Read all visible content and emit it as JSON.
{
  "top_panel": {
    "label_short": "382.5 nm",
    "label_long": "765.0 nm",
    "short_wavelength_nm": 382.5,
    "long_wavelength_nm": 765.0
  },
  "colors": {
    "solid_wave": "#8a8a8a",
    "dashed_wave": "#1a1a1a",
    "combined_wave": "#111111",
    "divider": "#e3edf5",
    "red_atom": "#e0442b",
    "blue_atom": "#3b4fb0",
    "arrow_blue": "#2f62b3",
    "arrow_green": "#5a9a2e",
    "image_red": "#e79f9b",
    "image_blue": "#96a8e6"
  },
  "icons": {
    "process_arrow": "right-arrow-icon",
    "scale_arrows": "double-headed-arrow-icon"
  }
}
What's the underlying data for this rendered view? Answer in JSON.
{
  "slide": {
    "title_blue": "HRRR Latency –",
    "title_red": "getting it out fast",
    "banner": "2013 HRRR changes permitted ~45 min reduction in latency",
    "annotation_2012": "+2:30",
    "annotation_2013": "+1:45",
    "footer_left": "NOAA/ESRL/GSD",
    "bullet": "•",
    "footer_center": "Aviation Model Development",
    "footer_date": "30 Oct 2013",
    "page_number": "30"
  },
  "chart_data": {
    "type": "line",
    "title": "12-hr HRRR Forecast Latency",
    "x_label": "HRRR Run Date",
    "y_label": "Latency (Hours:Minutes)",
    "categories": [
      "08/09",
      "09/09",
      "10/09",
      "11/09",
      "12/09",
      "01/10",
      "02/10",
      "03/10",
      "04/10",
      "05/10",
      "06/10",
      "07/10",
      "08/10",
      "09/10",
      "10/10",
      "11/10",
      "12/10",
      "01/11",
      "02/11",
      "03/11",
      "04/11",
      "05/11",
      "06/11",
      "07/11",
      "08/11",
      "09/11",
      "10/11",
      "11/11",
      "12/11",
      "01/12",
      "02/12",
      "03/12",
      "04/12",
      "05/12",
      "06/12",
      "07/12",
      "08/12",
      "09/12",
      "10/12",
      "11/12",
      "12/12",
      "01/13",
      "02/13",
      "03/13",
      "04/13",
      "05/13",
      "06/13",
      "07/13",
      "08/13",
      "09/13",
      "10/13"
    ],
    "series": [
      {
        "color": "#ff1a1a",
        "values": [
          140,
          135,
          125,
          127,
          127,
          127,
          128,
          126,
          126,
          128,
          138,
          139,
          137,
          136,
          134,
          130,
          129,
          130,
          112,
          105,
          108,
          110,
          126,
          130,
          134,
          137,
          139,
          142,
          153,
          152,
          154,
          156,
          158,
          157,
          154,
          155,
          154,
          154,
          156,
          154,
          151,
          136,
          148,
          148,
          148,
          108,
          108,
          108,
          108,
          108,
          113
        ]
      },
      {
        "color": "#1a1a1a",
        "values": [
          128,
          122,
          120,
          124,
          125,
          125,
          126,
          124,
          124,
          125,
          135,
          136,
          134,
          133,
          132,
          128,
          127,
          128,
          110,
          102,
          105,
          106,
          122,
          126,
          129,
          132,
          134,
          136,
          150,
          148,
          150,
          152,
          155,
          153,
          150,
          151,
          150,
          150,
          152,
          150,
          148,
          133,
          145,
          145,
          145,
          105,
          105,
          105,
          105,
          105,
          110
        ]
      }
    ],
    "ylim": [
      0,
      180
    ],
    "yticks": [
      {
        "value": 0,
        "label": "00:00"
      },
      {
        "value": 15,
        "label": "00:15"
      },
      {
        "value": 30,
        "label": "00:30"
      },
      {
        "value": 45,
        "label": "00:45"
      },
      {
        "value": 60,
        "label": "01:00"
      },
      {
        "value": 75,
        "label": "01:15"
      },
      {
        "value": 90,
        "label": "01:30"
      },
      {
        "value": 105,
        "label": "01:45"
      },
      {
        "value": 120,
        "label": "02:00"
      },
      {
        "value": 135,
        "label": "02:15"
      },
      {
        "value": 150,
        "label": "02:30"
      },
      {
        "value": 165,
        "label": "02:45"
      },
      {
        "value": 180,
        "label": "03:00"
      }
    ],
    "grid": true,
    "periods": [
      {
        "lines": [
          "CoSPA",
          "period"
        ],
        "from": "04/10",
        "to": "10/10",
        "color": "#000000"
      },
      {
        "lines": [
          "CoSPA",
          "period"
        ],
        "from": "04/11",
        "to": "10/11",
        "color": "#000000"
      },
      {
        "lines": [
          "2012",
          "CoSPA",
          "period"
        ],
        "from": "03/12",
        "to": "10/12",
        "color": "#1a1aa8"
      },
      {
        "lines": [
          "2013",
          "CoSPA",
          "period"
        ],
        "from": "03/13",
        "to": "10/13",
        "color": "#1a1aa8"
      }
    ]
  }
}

::::::

Go through the material above and count the lines that include "JSON". Give the number alone.

THE RESPONSE: 2